§ RECORDS SHOWN
+===+

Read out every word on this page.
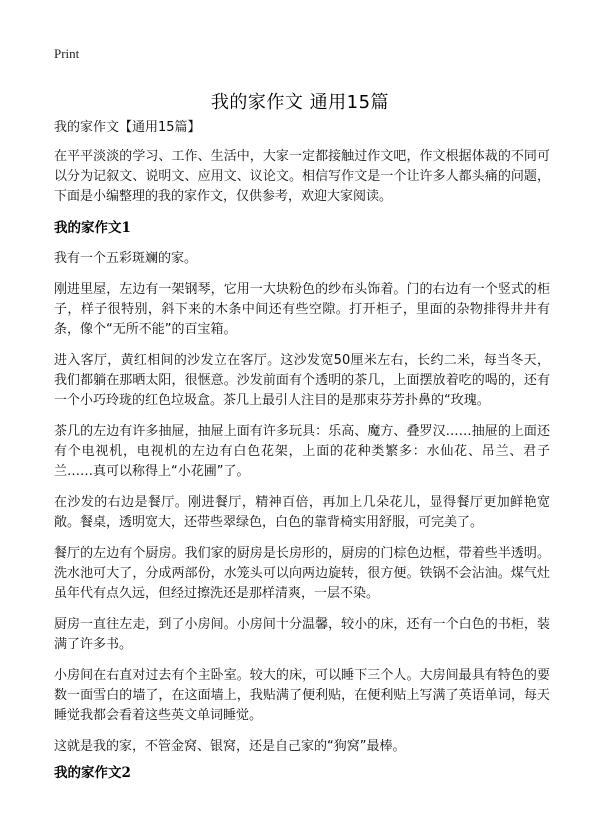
Print
我的家作文 通用15篇
我的家作文【通用15篇】

在平平淡淡的学习、工作、生活中，大家一定都接触过作文吧，作文根据体裁的不同可以分为记叙文、说明文、应用文、议论文。相信写作文是一个让许多人都头痛的问题，下面是小编整理的我的家作文，仅供参考，欢迎大家阅读。

我的家作文1

我有一个五彩斑斓的家。

刚进里屋，左边有一架钢琴，它用一大块粉色的纱布头饰着。门的右边有一个竖式的柜子，样子很特别，斜下来的木条中间还有些空隙。打开柜子，里面的杂物排得井井有条，像个“无所不能”的百宝箱。

进入客厅，黄红相间的沙发立在客厅。这沙发宽50厘米左右，长约二米，每当冬天，我们都躺在那晒太阳，很惬意。沙发前面有个透明的茶几，上面摆放着吃的喝的，还有一个小巧玲珑的红色垃圾盒。茶几上最引人注目的是那束芬芳扑鼻的“玫瑰。

茶几的左边有许多抽屉，抽屉上面有许多玩具：乐高、魔方、叠罗汉……抽屉的上面还有个电视机，电视机的左边有白色花架，上面的花种类繁多：水仙花、吊兰、君子兰……真可以称得上“小花圃”了。

在沙发的右边是餐厅。刚进餐厅，精神百倍，再加上几朵花儿，显得餐厅更加鲜艳宽敞。餐桌，透明宽大，还带些翠绿色，白色的靠背椅实用舒服，可完美了。

餐厅的左边有个厨房。我们家的厨房是长房形的，厨房的门棕色边框，带着些半透明。洗水池可大了，分成两部份，水笼头可以向两边旋转，很方便。铁锅不会沾油。煤气灶虽年代有点久远，但经过擦洗还是那样清爽，一层不染。

厨房一直往左走，到了小房间。小房间十分温馨，较小的床，还有一个白色的书柜，装满了许多书。

小房间在右直对过去有个主卧室。较大的床，可以睡下三个人。大房间最具有特色的要数一面雪白的墙了，在这面墙上，我贴满了便利贴，在便利贴上写满了英语单词，每天睡觉我都会看着这些英文单词睡觉。

这就是我的家，不管金窝、银窝，还是自己家的“狗窝”最棒。

我的家作文2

+===+

Omit the images and transcribe all of the records above word for word.

Read out every word on this page.
Print
我的家作文 通用15篇
我的家作文【通用15篇】

在平平淡淡的学习、工作、生活中，大家一定都接触过作文吧，作文根据体裁的不同可以分为记叙文、说明文、应用文、议论文。相信写作文是一个让许多人都头痛的问题，下面是小编整理的我的家作文，仅供参考，欢迎大家阅读。

我的家作文1

我有一个五彩斑斓的家。

刚进里屋，左边有一架钢琴，它用一大块粉色的纱布头饰着。门的右边有一个竖式的柜子，样子很特别，斜下来的木条中间还有些空隙。打开柜子，里面的杂物排得井井有条，像个“无所不能”的百宝箱。

进入客厅，黄红相间的沙发立在客厅。这沙发宽50厘米左右，长约二米，每当冬天，我们都躺在那晒太阳，很惬意。沙发前面有个透明的茶几，上面摆放着吃的喝的，还有一个小巧玲珑的红色垃圾盒。茶几上最引人注目的是那束芬芳扑鼻的“玫瑰。

茶几的左边有许多抽屉，抽屉上面有许多玩具：乐高、魔方、叠罗汉……抽屉的上面还有个电视机，电视机的左边有白色花架，上面的花种类繁多：水仙花、吊兰、君子兰……真可以称得上“小花圃”了。

在沙发的右边是餐厅。刚进餐厅，精神百倍，再加上几朵花儿，显得餐厅更加鲜艳宽敞。餐桌，透明宽大，还带些翠绿色，白色的靠背椅实用舒服，可完美了。

餐厅的左边有个厨房。我们家的厨房是长房形的，厨房的门棕色边框，带着些半透明。洗水池可大了，分成两部份，水笼头可以向两边旋转，很方便。铁锅不会沾油。煤气灶虽年代有点久远，但经过擦洗还是那样清爽，一层不染。

厨房一直往左走，到了小房间。小房间十分温馨，较小的床，还有一个白色的书柜，装满了许多书。

小房间在右直对过去有个主卧室。较大的床，可以睡下三个人。大房间最具有特色的要数一面雪白的墙了，在这面墙上，我贴满了便利贴，在便利贴上写满了英语单词，每天睡觉我都会看着这些英文单词睡觉。

这就是我的家，不管金窝、银窝，还是自己家的“狗窝”最棒。

我的家作文2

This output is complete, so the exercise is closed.